Requirement -> Write out every entry exactly as it appears.

Record extracts ->

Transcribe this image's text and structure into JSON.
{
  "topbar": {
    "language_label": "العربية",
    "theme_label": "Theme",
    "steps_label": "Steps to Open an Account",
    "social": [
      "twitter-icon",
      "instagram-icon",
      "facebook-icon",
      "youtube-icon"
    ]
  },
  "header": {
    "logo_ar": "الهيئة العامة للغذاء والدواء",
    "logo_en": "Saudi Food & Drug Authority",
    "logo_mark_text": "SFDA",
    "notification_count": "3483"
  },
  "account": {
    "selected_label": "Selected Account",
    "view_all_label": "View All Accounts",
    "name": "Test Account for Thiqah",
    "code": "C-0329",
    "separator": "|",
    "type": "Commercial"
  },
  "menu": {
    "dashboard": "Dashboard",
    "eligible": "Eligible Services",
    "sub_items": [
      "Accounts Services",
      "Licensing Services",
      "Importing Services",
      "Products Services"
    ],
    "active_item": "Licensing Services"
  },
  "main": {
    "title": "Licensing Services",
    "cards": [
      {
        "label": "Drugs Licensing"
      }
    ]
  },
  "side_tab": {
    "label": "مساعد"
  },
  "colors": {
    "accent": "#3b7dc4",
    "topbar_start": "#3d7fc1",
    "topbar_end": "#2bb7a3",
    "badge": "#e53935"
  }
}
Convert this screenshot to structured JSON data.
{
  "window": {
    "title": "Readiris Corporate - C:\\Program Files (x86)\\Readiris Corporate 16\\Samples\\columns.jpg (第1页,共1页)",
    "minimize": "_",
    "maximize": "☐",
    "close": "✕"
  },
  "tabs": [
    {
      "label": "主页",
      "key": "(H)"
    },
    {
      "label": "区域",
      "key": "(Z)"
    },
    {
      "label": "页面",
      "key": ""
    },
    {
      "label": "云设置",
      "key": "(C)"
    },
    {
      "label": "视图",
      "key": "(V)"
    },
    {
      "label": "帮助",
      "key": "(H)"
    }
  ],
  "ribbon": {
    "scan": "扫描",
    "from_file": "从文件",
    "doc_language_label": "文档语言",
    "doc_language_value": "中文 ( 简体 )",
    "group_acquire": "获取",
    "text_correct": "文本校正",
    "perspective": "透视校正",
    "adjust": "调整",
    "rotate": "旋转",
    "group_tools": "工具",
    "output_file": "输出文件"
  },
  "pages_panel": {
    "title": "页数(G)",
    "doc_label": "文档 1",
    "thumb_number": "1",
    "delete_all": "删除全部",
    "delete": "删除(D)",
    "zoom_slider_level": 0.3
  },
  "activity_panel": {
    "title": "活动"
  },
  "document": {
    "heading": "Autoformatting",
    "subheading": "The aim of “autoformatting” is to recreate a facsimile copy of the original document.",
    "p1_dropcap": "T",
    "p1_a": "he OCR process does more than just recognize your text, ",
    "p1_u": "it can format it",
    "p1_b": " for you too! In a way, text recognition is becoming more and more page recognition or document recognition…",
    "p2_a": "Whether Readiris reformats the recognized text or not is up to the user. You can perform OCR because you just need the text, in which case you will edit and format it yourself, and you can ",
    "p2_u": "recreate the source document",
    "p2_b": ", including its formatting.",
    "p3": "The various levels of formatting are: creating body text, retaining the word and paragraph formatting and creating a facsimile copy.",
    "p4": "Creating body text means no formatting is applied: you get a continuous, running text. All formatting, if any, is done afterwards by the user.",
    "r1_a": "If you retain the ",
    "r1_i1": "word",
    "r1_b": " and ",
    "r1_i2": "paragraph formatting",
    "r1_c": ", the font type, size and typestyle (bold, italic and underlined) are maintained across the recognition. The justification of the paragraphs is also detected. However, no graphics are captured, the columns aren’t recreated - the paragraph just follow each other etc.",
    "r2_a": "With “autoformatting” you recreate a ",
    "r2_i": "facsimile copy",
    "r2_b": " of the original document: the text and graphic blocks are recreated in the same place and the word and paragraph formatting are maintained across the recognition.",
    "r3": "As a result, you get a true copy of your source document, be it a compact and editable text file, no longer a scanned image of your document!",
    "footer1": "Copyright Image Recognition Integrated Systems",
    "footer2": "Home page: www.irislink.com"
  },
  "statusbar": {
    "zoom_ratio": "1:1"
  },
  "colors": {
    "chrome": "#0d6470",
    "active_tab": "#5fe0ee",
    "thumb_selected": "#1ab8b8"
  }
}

Result of this task ->
Transcribe this image's text and structure into JSON.
{
  "topbar": {
    "language_label": "العربية",
    "theme_label": "Theme",
    "steps_label": "Steps to Open an Account",
    "social": [
      "twitter-icon",
      "instagram-icon",
      "facebook-icon",
      "youtube-icon"
    ]
  },
  "header": {
    "logo_ar": "الهيئة العامة للغذاء والدواء",
    "logo_en": "Saudi Food & Drug Authority",
    "logo_mark_text": "SFDA",
    "notification_count": "3483"
  },
  "account": {
    "selected_label": "Selected Account",
    "view_all_label": "View All Accounts",
    "name": "Test Account for Thiqah",
    "code": "C-0329",
    "separator": "|",
    "type": "Commercial"
  },
  "menu": {
    "dashboard": "Dashboard",
    "eligible": "Eligible Services",
    "sub_items": [
      "Accounts Services",
      "Licensing Services",
      "Importing Services",
      "Products Services"
    ],
    "active_item": "Licensing Services"
  },
  "main": {
    "title": "Licensing Services",
    "cards": [
      {
        "label": "Drugs Licensing"
      }
    ]
  },
  "side_tab": {
    "label": "مساعد"
  },
  "colors": {
    "accent": "#3b7dc4",
    "topbar_start": "#3d7fc1",
    "topbar_end": "#2bb7a3",
    "badge": "#e53935"
  }
}
Convert this screenshot to structured JSON data.
{
  "window": {
    "title": "Readiris Corporate - C:\\Program Files (x86)\\Readiris Corporate 16\\Samples\\columns.jpg (第1页,共1页)",
    "minimize": "_",
    "maximize": "☐",
    "close": "✕"
  },
  "tabs": [
    {
      "label": "主页",
      "key": "(H)"
    },
    {
      "label": "区域",
      "key": "(Z)"
    },
    {
      "label": "页面",
      "key": ""
    },
    {
      "label": "云设置",
      "key": "(C)"
    },
    {
      "label": "视图",
      "key": "(V)"
    },
    {
      "label": "帮助",
      "key": "(H)"
    }
  ],
  "ribbon": {
    "scan": "扫描",
    "from_file": "从文件",
    "doc_language_label": "文档语言",
    "doc_language_value": "中文 ( 简体 )",
    "group_acquire": "获取",
    "text_correct": "文本校正",
    "perspective": "透视校正",
    "adjust": "调整",
    "rotate": "旋转",
    "group_tools": "工具",
    "output_file": "输出文件"
  },
  "pages_panel": {
    "title": "页数(G)",
    "doc_label": "文档 1",
    "thumb_number": "1",
    "delete_all": "删除全部",
    "delete": "删除(D)",
    "zoom_slider_level": 0.3
  },
  "activity_panel": {
    "title": "活动"
  },
  "document": {
    "heading": "Autoformatting",
    "subheading": "The aim of “autoformatting” is to recreate a facsimile copy of the original document.",
    "p1_dropcap": "T",
    "p1_a": "he OCR process does more than just recognize your text, ",
    "p1_u": "it can format it",
    "p1_b": " for you too! In a way, text recognition is becoming more and more page recognition or document recognition…",
    "p2_a": "Whether Readiris reformats the recognized text or not is up to the user. You can perform OCR because you just need the text, in which case you will edit and format it yourself, and you can ",
    "p2_u": "recreate the source document",
    "p2_b": ", including its formatting.",
    "p3": "The various levels of formatting are: creating body text, retaining the word and paragraph formatting and creating a facsimile copy.",
    "p4": "Creating body text means no formatting is applied: you get a continuous, running text. All formatting, if any, is done afterwards by the user.",
    "r1_a": "If you retain the ",
    "r1_i1": "word",
    "r1_b": " and ",
    "r1_i2": "paragraph formatting",
    "r1_c": ", the font type, size and typestyle (bold, italic and underlined) are maintained across the recognition. The justification of the paragraphs is also detected. However, no graphics are captured, the columns aren’t recreated - the paragraph just follow each other etc.",
    "r2_a": "With “autoformatting” you recreate a ",
    "r2_i": "facsimile copy",
    "r2_b": " of the original document: the text and graphic blocks are recreated in the same place and the word and paragraph formatting are maintained across the recognition.",
    "r3": "As a result, you get a true copy of your source document, be it a compact and editable text file, no longer a scanned image of your document!",
    "footer1": "Copyright Image Recognition Integrated Systems",
    "footer2": "Home page: www.irislink.com"
  },
  "statusbar": {
    "zoom_ratio": "1:1"
  },
  "colors": {
    "chrome": "#0d6470",
    "active_tab": "#5fe0ee",
    "thumb_selected": "#1ab8b8"
  }
}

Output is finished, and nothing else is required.